TASK PROMPT |
From the records, pick out and copy each line containing "SRMTID".

----------

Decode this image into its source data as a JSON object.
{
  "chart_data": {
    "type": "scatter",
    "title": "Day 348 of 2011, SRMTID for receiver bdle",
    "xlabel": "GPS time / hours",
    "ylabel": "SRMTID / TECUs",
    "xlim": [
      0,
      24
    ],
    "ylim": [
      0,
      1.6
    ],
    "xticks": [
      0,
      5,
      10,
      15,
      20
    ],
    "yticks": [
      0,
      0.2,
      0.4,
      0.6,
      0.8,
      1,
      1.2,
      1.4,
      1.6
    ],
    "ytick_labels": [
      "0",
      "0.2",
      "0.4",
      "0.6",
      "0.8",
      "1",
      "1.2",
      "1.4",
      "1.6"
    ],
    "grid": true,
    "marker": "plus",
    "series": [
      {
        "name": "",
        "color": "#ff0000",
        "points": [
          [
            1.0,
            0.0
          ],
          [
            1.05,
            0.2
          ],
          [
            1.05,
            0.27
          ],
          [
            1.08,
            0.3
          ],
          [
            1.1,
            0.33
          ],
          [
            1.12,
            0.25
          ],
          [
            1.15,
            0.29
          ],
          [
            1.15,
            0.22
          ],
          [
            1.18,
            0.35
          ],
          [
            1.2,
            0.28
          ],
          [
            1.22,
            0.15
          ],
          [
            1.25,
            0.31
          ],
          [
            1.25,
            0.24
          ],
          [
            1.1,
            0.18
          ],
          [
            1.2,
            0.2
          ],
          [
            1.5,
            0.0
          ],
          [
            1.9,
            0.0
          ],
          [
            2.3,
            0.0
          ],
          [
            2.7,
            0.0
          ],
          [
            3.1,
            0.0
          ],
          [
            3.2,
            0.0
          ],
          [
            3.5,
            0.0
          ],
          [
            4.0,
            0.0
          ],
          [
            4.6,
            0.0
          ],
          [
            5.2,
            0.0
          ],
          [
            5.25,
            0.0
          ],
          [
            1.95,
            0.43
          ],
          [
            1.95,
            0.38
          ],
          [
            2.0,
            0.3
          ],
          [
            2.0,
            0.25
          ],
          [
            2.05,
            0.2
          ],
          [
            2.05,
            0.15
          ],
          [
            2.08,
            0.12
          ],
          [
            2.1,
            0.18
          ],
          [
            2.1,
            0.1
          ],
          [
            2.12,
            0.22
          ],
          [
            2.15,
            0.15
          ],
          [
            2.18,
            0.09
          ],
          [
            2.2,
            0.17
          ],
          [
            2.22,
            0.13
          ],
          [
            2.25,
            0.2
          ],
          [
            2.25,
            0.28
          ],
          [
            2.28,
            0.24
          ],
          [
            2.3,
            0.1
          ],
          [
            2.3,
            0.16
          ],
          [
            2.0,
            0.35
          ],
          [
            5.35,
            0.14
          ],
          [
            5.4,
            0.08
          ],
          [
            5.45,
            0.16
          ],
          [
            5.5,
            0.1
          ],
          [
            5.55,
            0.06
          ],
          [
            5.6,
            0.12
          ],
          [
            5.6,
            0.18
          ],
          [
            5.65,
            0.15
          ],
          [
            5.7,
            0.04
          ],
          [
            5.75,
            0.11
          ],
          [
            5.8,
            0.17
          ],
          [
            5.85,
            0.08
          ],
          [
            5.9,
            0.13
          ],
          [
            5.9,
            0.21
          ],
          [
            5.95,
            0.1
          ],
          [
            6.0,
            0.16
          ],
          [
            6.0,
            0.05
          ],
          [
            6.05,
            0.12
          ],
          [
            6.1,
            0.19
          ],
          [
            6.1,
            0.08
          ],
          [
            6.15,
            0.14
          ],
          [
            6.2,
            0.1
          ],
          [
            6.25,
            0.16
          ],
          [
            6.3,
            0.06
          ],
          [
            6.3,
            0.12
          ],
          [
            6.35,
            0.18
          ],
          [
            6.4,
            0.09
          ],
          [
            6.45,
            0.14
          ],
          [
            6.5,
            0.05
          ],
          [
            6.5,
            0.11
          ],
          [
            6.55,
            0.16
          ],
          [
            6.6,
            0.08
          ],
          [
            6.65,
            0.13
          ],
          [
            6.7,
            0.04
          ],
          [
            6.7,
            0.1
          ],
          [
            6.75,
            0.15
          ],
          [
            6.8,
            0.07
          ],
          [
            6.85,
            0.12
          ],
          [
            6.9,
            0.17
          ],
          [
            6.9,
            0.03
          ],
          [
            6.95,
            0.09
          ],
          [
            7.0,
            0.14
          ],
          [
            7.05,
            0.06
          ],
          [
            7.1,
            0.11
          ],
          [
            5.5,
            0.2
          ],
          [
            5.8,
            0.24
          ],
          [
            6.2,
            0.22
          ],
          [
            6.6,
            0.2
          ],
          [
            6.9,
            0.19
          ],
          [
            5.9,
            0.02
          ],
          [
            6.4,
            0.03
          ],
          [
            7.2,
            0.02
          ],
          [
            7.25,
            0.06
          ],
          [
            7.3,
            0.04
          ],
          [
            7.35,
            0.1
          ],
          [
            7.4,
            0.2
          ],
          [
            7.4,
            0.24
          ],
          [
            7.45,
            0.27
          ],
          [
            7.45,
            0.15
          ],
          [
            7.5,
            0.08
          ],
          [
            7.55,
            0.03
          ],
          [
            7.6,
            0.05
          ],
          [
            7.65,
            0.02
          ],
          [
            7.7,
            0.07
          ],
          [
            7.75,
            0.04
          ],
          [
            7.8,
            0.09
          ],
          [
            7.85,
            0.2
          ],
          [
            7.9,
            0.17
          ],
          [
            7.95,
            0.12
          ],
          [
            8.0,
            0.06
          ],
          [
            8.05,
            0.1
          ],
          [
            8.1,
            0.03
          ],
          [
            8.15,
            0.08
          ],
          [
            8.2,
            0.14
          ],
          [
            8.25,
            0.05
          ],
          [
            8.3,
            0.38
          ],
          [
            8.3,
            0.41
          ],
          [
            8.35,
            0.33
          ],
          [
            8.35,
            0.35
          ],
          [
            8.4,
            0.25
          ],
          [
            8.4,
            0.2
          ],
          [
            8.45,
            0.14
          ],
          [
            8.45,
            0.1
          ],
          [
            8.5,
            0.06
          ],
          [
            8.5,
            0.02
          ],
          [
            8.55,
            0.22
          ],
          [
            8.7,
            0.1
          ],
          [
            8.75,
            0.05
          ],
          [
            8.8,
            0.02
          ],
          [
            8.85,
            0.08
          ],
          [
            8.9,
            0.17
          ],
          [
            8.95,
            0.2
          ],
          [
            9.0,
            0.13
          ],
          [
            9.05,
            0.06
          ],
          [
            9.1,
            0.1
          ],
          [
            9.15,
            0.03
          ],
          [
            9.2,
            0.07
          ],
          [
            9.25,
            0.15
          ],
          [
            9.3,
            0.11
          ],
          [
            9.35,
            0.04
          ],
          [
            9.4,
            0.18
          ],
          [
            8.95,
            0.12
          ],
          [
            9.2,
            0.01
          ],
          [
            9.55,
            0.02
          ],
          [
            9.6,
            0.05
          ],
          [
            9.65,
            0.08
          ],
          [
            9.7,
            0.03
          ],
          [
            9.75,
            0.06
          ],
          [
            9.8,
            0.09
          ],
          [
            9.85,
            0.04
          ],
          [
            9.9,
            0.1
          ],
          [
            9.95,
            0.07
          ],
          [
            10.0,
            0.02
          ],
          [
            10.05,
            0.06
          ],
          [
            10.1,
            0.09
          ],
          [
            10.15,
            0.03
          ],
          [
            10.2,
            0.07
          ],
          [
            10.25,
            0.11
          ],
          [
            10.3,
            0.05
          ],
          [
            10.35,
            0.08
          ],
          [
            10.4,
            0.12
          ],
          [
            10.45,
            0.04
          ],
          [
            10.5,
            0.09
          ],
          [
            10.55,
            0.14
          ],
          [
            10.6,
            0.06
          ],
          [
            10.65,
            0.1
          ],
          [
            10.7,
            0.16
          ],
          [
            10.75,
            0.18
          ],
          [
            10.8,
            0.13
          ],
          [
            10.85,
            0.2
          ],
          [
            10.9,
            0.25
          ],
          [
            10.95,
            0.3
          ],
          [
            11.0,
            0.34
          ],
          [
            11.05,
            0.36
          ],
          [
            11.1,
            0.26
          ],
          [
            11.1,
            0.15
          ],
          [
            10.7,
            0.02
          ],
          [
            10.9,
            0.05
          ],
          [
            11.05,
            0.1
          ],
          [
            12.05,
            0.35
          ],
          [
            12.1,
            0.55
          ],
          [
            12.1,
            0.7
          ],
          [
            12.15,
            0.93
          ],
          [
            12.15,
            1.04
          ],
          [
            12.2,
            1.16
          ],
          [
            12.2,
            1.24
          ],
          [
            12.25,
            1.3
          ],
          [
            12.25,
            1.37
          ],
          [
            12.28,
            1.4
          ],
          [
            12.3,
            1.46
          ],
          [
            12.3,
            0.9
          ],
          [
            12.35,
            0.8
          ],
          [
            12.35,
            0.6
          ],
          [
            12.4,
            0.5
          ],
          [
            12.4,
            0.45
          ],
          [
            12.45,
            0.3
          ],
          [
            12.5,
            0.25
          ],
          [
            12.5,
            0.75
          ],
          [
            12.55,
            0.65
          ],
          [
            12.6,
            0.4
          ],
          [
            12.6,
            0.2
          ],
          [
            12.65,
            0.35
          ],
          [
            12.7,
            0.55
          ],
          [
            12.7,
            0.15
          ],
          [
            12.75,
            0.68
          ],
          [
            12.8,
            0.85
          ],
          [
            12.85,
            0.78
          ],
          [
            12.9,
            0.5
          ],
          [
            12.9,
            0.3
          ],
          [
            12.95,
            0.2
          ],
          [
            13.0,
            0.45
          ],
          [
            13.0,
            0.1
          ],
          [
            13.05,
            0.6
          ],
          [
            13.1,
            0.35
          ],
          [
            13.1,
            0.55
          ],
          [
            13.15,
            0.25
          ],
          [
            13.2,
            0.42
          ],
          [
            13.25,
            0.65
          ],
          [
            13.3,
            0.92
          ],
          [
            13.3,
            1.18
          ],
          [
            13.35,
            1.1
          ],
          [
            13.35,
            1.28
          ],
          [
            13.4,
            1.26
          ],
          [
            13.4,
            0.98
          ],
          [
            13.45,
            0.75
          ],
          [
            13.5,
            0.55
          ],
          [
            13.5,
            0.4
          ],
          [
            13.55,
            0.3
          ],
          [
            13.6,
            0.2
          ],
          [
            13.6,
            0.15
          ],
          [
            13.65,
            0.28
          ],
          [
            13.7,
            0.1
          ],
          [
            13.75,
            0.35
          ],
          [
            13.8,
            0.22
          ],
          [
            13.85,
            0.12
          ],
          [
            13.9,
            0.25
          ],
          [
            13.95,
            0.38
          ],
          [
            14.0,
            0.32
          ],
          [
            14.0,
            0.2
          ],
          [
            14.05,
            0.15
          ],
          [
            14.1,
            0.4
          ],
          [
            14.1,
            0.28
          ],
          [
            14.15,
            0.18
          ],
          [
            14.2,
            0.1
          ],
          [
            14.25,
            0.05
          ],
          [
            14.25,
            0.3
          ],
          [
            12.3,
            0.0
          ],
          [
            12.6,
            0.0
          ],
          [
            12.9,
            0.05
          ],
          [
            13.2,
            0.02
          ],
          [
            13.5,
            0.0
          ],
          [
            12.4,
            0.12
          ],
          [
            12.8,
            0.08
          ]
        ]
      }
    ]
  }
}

----------

ANSWER BELOW |
    "title": "Day 348 of 2011, SRMTID for receiver bdle",
    "ylabel": "SRMTID / TECUs",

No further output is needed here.